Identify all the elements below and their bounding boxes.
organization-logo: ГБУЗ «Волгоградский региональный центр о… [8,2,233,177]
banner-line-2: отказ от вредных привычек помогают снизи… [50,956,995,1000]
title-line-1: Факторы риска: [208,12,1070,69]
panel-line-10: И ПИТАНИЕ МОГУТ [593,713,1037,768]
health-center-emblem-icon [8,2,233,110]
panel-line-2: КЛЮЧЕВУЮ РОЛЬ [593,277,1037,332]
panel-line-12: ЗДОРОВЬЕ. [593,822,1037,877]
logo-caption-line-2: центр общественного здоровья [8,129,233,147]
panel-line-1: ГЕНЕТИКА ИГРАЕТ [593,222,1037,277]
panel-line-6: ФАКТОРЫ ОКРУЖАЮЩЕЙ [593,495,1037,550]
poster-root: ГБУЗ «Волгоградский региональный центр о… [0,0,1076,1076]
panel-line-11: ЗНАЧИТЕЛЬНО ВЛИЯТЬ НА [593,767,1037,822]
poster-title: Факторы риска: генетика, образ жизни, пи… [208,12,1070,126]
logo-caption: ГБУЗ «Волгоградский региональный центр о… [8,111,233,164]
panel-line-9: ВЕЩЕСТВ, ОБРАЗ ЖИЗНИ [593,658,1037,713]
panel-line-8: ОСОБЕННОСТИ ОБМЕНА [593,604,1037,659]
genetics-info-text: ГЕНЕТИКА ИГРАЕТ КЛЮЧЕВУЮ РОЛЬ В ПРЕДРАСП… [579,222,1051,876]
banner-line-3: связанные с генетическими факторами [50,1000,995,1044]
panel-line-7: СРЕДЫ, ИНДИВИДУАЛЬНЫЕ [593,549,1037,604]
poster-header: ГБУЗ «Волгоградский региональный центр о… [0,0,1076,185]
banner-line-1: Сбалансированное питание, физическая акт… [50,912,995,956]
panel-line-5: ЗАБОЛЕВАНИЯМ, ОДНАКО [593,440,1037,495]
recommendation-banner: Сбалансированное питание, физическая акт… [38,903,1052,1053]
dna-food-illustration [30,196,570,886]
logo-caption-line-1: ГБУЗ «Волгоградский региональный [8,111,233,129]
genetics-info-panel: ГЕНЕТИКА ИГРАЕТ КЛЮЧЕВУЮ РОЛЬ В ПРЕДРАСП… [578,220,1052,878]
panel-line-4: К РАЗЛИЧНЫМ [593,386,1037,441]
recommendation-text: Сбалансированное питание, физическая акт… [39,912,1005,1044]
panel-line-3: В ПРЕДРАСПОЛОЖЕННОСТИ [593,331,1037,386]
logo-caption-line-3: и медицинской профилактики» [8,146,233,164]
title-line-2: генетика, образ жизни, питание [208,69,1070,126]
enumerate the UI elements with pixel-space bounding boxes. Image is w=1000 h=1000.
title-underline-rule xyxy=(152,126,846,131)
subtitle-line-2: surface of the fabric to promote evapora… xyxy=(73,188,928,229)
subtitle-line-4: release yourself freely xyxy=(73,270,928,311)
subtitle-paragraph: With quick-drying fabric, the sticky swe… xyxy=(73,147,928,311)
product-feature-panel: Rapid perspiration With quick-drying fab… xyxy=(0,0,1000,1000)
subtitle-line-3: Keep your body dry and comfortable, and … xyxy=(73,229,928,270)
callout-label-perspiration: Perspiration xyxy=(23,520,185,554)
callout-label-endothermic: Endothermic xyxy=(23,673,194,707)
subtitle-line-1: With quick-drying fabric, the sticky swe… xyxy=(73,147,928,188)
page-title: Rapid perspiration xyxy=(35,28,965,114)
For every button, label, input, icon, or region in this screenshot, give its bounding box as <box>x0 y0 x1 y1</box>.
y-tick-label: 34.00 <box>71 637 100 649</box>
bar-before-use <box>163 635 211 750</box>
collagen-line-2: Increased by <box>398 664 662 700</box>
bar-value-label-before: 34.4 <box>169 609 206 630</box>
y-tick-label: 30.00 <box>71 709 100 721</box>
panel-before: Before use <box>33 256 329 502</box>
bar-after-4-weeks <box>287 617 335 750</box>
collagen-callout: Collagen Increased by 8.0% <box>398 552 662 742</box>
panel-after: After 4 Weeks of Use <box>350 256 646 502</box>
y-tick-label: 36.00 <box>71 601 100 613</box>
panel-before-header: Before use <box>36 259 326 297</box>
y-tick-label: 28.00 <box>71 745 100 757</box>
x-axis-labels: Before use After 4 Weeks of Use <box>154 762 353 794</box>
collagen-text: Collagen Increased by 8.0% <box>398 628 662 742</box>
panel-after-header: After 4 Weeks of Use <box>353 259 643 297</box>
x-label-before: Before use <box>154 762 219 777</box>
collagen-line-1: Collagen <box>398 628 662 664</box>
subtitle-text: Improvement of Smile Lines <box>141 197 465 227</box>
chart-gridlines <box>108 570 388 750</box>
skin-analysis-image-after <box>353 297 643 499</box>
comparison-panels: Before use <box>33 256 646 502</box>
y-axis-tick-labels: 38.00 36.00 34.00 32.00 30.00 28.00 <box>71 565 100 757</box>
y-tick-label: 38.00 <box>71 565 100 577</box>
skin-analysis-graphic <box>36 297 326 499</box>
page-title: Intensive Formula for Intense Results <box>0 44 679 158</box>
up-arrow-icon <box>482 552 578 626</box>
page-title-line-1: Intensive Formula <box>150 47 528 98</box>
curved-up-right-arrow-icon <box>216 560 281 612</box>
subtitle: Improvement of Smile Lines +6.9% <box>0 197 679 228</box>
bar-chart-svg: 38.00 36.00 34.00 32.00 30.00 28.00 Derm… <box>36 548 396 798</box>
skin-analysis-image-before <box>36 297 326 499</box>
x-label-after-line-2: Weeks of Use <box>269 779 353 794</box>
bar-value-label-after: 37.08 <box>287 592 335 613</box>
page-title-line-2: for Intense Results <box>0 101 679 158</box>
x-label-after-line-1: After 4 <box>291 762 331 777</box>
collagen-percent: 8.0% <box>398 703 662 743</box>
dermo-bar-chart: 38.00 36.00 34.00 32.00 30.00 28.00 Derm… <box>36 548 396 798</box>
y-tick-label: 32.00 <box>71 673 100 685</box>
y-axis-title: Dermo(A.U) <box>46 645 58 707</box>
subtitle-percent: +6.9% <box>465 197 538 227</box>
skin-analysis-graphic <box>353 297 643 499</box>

■ **Goal**:
Convert the items into a Markdown table with the columns Row and Item line, beginning at the first line and stopping after the line that contains "центр о… [0,0,1076,185]". Number each row and leave out blank lines.

■ **Solution**:
| Row | Item line |
|---|---|
| 1 | Identify all the elements below and their bounding boxes. |
| 2 | organization-logo: ГБУЗ «Волгоградский региональный центр о… [8,2,233,177] |
| 3 | banner-line-2: отказ от вредных привычек помогают снизи… [50,956,995,1000] |
| 4 | title-line-1: Факторы риска: [208,12,1070,69] |
| 5 | panel-line-10: И ПИТАНИЕ МОГУТ [593,713,1037,768] |
| 6 | health-center-emblem-icon [8,2,233,110] |
| 7 | panel-line-2: КЛЮЧЕВУЮ РОЛЬ [593,277,1037,332] |
| 8 | panel-line-12: ЗДОРОВЬЕ. [593,822,1037,877] |
| 9 | logo-caption-line-2: центр общественного здоровья [8,129,233,147] |
| 10 | panel-line-1: ГЕНЕТИКА ИГРАЕТ [593,222,1037,277] |
| 11 | panel-line-6: ФАКТОРЫ ОКРУЖАЮЩЕЙ [593,495,1037,550] |
| 12 | poster-root: ГБУЗ «Волгоградский региональный центр о… [0,0,1076,1076] |
| 13 | panel-line-11: ЗНАЧИТЕЛЬНО ВЛИЯТЬ НА [593,767,1037,822] |
| 14 | poster-title: Факторы риска: генетика, образ жизни, пи… [208,12,1070,126] |
| 15 | logo-caption: ГБУЗ «Волгоградский региональный центр о… [8,111,233,164] |
| 16 | panel-line-9: ВЕЩЕСТВ, ОБРАЗ ЖИЗНИ [593,658,1037,713] |
| 17 | panel-line-8: ОСОБЕННОСТИ ОБМЕНА [593,604,1037,659] |
| 18 | genetics-info-text: ГЕНЕТИКА ИГРАЕТ КЛЮЧЕВУЮ РОЛЬ В ПРЕДРАСП… [579,222,1051,876] |
| 19 | banner-line-3: связанные с генетическими факторами [50,1000,995,1044] |
| 20 | panel-line-7: СРЕДЫ, ИНДИВИДУАЛЬНЫЕ [593,549,1037,604] |
| 21 | poster-header: ГБУЗ «Волгоградский региональный центр о… [0,0,1076,185] |